Recorded data:
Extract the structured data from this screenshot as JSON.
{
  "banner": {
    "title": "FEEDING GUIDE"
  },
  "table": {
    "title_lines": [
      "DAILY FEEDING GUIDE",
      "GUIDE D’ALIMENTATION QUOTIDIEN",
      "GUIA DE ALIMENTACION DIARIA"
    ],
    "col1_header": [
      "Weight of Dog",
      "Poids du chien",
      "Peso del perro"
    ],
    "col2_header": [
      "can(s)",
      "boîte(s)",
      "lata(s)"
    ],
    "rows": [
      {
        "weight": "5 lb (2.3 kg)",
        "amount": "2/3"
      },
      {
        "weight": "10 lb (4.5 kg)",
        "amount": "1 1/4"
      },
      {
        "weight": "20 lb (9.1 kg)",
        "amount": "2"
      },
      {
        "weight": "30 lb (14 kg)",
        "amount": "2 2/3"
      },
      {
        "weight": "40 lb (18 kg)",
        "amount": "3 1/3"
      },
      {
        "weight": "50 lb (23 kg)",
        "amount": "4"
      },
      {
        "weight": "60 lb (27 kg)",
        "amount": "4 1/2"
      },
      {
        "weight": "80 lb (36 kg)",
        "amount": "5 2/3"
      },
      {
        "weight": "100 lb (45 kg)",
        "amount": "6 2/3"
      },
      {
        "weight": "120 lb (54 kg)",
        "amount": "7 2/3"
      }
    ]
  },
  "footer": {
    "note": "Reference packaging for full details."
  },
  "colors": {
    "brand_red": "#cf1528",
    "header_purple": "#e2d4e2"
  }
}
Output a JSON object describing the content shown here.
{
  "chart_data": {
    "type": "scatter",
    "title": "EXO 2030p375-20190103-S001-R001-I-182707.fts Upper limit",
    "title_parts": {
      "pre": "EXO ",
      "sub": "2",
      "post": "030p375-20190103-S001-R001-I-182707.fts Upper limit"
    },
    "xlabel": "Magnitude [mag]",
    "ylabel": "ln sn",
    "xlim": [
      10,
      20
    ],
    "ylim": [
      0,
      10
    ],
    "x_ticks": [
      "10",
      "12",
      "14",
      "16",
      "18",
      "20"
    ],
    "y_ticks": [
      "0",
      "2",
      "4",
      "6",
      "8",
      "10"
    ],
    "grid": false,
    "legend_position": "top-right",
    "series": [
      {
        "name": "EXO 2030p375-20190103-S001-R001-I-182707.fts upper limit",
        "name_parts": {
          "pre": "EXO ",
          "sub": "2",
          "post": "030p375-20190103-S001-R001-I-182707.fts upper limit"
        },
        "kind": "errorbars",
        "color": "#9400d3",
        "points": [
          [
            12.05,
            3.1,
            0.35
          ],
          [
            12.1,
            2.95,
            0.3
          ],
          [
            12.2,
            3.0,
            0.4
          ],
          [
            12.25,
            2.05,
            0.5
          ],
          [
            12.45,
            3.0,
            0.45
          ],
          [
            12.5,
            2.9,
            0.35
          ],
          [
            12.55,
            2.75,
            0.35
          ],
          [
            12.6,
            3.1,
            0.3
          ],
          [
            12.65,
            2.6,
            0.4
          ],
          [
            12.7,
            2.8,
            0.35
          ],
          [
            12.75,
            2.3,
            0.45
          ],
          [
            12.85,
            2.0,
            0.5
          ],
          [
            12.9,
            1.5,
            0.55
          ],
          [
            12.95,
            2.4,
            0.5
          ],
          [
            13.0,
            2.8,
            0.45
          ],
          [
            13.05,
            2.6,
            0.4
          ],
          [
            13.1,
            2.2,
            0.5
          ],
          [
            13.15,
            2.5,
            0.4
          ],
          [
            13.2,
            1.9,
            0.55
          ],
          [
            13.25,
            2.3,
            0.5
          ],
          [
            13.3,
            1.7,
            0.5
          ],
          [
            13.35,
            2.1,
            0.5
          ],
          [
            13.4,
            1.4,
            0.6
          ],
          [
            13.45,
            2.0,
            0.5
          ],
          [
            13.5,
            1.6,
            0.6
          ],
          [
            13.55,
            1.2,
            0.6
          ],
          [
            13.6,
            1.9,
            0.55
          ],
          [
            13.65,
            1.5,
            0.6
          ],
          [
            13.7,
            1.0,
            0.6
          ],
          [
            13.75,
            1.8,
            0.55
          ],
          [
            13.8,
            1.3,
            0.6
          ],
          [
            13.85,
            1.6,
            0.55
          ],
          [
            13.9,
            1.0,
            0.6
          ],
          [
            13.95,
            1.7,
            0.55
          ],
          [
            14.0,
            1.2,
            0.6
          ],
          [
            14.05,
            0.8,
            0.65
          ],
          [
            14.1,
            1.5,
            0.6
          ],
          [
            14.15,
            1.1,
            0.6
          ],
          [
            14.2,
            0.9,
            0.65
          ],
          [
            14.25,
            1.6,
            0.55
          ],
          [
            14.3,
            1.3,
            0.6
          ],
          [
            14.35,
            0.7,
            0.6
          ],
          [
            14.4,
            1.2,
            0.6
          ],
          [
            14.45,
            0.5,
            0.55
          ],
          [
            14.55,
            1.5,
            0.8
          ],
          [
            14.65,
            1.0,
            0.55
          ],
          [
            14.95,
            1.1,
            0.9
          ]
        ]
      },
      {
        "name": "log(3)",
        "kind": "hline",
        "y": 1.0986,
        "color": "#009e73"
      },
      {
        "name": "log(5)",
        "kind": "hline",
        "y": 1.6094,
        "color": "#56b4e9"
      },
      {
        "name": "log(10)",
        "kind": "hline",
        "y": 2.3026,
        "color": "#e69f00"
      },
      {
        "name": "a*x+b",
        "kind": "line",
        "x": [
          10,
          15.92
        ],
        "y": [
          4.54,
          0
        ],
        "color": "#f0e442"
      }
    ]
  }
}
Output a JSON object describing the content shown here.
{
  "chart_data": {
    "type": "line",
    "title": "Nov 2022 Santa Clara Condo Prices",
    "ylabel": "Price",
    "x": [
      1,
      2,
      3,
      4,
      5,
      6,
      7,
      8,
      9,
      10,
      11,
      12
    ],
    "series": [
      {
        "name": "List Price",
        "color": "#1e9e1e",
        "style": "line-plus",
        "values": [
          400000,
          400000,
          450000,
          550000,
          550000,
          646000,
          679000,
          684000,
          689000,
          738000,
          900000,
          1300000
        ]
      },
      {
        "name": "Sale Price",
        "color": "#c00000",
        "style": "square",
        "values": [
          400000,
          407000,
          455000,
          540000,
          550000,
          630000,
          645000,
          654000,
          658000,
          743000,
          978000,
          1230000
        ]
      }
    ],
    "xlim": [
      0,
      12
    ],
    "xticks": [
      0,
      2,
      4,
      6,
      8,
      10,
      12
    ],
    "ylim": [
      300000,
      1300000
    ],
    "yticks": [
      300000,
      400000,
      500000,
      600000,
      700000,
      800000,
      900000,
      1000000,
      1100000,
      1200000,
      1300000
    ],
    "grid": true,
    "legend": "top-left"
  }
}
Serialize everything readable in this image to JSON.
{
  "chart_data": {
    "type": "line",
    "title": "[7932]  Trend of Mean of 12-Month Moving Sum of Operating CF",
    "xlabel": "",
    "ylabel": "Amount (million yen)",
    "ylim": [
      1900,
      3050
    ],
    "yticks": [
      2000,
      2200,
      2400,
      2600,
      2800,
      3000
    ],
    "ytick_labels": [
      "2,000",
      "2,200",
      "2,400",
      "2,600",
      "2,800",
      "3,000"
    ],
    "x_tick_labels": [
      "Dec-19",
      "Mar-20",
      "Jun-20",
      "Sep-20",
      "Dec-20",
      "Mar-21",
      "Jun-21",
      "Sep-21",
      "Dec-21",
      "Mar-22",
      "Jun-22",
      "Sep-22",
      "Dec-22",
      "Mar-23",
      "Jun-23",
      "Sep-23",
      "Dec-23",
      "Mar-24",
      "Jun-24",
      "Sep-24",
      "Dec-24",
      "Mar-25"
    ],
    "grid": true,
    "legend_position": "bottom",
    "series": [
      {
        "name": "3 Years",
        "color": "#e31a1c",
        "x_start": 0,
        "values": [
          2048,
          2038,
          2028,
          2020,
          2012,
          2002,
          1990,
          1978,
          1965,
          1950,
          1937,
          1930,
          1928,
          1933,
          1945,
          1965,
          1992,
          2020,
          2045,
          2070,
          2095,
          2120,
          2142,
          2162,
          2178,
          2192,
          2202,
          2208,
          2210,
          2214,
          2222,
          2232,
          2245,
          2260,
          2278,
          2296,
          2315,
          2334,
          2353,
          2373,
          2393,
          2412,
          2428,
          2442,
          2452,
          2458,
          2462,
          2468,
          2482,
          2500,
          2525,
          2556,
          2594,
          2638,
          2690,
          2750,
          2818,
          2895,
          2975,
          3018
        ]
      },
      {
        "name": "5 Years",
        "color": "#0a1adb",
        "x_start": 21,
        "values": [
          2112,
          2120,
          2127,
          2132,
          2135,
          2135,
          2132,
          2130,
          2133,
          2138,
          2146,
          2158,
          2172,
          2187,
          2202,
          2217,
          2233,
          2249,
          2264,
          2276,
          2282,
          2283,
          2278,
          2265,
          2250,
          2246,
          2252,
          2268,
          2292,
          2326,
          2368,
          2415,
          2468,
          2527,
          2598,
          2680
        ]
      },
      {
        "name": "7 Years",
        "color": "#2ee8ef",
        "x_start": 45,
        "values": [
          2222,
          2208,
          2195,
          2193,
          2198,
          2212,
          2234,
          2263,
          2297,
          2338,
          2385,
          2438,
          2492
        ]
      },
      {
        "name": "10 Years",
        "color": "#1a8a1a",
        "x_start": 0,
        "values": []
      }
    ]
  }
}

**Objective**
Find the lines that include the string "limit", then copy each of them.

**Response**
    "title": "EXO 2030p375-20190103-S001-R001-I-182707.fts Upper limit",
      "post": "030p375-20190103-S001-R001-I-182707.fts Upper limit"
        "name": "EXO 2030p375-20190103-S001-R001-I-182707.fts upper limit",
          "post": "030p375-20190103-S001-R001-I-182707.fts upper limit"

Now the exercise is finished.